• Stated goal:
Quote the records beneath, complete and exact. Leave out images.
+++ Rows
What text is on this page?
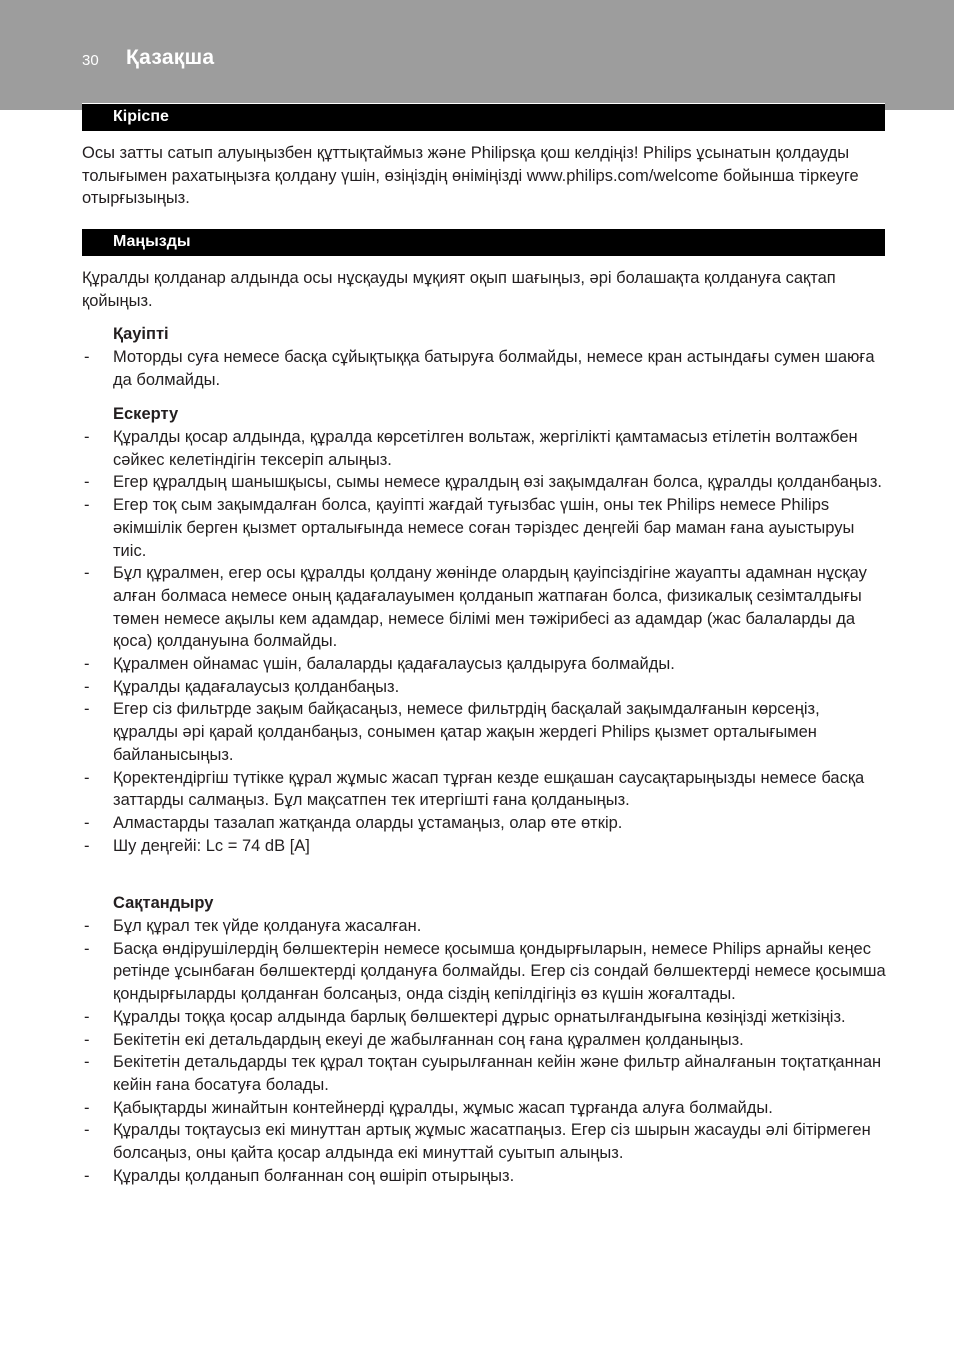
30 Қазақша
Кіріспе

Осы затты сатып алуыңызбен құттықтаймыз және Philipsқа қош келдіңіз! Philips ұсынатын қолдауды толығымен рахатыңызға қолдану үшін, өзіңіздің өніміңізді www.philips.com/welcome бойынша тіркеуге отырғызыңыз.

Маңызды

Құралды қолданар алдында осы нұсқауды мұқият оқып шағыңыз, әрі болашақта қолдануға сақтап қойыңыз.

Қауіпті
- Моторды суға немесе басқа сұйықтыққа батыруға болмайды, немесе кран астындағы сумен шаюға да болмайды.
Ескерту
- Құралды қосар алдында, құралда көрсетілген вольтаж, жергілікті қамтамасыз етілетін волтажбен сәйкес келетіндігін тексеріп алыңыз.
- Егер құралдың шанышқысы, сымы немесе құралдың өзі зақымдалған болса, құралды қолданбаңыз.
- Егер тоқ сым зақымдалған болса, қауіпті жағдай туғызбас үшін, оны тек Philips немесе Philips әкімшілік берген қызмет орталығында немесе соған тәріздес деңгейі бар маман ғана ауыстыруы тиіс.
- Бұл құралмен, егер осы құралды қолдану жөнінде олардың қауіпсіздігіне жауапты адамнан нұсқау алған болмаса немесе оның қадағалауымен қолданып жатпаған болса, физикалық сезімталдығы төмен немесе ақылы кем адамдар, немесе білімі мен тәжірибесі аз адамдар (жас балаларды да қоса) қолдануына болмайды.
- Құралмен ойнамас үшін, балаларды қадағалаусыз қалдыруға болмайды.
- Құралды қадағалаусыз қолданбаңыз.
- Егер сіз фильтрде зақым байқасаңыз, немесе фильтрдің басқалай зақымдалғанын көрсеңіз, құралды әрі қарай қолданбаңыз, сонымен қатар жақын жердегі Philips қызмет орталығымен байланысыңыз.
- Қоректендіргіш түтікке құрал жұмыс жасап тұрған кезде ешқашан саусақтарыңызды немесе басқа заттарды салмаңыз. Бұл мақсатпен тек итергішті ғана қолданыңыз.
- Алмастарды тазалап жатқанда оларды ұстамаңыз, олар өте өткір.
- Шу деңгейі: Lc = 74 dB [A]
Сақтандыру
- Бұл құрал тек үйде қолдануға жасалған.
- Басқа өндірушілердің бөлшектерін немесе қосымша қондырғыларын, немесе Philips арнайы кеңес ретінде ұсынбаған бөлшектерді қолдануға болмайды. Егер сіз сондай бөлшектерді немесе қосымша қондырғыларды қолданған болсаңыз, онда сіздің кепілдігіңіз өз күшін жоғалтады.
- Құралды тоққа қосар алдында барлық бөлшектері дұрыс орнатылғандығына көзіңізді жеткізіңіз.
- Бекітетін екі детальдардың екеуі де жабылғаннан соң ғана құралмен қолданыңыз.
- Бекітетін детальдарды тек құрал тоқтан суырылғаннан кейін және фильтр айналғанын тоқтатқаннан кейін ғана босатуға болады.
- Қабықтарды жинайтын контейнерді құралды, жұмыс жасап тұрғанда алуға болмайды.
- Құралды тоқтаусыз екі минуттан артық жұмыс жасатпаңыз. Егер сіз шырын жасауды әлі бітірмеген болсаңыз, оны қайта қосар алдында екі минуттай суытып алыңыз.
- Құралды қолданып болғаннан соң өшіріп отырыңыз.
++++++
• The completed task:
What text is on this page?
30 Қазақша
Кіріспе

Осы затты сатып алуыңызбен құттықтаймыз және Philipsқа қош келдіңіз! Philips ұсынатын қолдауды толығымен рахатыңызға қолдану үшін, өзіңіздің өніміңізді www.philips.com/welcome бойынша тіркеуге отырғызыңыз.

Маңызды

Құралды қолданар алдында осы нұсқауды мұқият оқып шағыңыз, әрі болашақта қолдануға сақтап қойыңыз.

Қауіпті
- Моторды суға немесе басқа сұйықтыққа батыруға болмайды, немесе кран астындағы сумен шаюға да болмайды.
Ескерту
- Құралды қосар алдында, құралда көрсетілген вольтаж, жергілікті қамтамасыз етілетін волтажбен сәйкес келетіндігін тексеріп алыңыз.
- Егер құралдың шанышқысы, сымы немесе құралдың өзі зақымдалған болса, құралды қолданбаңыз.
- Егер тоқ сым зақымдалған болса, қауіпті жағдай туғызбас үшін, оны тек Philips немесе Philips әкімшілік берген қызмет орталығында немесе соған тәріздес деңгейі бар маман ғана ауыстыруы тиіс.
- Бұл құралмен, егер осы құралды қолдану жөнінде олардың қауіпсіздігіне жауапты адамнан нұсқау алған болмаса немесе оның қадағалауымен қолданып жатпаған болса, физикалық сезімталдығы төмен немесе ақылы кем адамдар, немесе білімі мен тәжірибесі аз адамдар (жас балаларды да қоса) қолдануына болмайды.
- Құралмен ойнамас үшін, балаларды қадағалаусыз қалдыруға болмайды.
- Құралды қадағалаусыз қолданбаңыз.
- Егер сіз фильтрде зақым байқасаңыз, немесе фильтрдің басқалай зақымдалғанын көрсеңіз, құралды әрі қарай қолданбаңыз, сонымен қатар жақын жердегі Philips қызмет орталығымен байланысыңыз.
- Қоректендіргіш түтікке құрал жұмыс жасап тұрған кезде ешқашан саусақтарыңызды немесе басқа заттарды салмаңыз. Бұл мақсатпен тек итергішті ғана қолданыңыз.
- Алмастарды тазалап жатқанда оларды ұстамаңыз, олар өте өткір.
- Шу деңгейі: Lc = 74 dB [A]
Сақтандыру
- Бұл құрал тек үйде қолдануға жасалған.
- Басқа өндірушілердің бөлшектерін немесе қосымша қондырғыларын, немесе Philips арнайы кеңес ретінде ұсынбаған бөлшектерді қолдануға болмайды. Егер сіз сондай бөлшектерді немесе қосымша қондырғыларды қолданған болсаңыз, онда сіздің кепілдігіңіз өз күшін жоғалтады.
- Құралды тоққа қосар алдында барлық бөлшектері дұрыс орнатылғандығына көзіңізді жеткізіңіз.
- Бекітетін екі детальдардың екеуі де жабылғаннан соң ғана құралмен қолданыңыз.
- Бекітетін детальдарды тек құрал тоқтан суырылғаннан кейін және фильтр айналғанын тоқтатқаннан кейін ғана босатуға болады.
- Қабықтарды жинайтын контейнерді құралды, жұмыс жасап тұрғанда алуға болмайды.
- Құралды тоқтаусыз екі минуттан артық жұмыс жасатпаңыз. Егер сіз шырын жасауды әлі бітірмеген болсаңыз, оны қайта қосар алдында екі минуттай суытып алыңыз.
- Құралды қолданып болғаннан соң өшіріп отырыңыз.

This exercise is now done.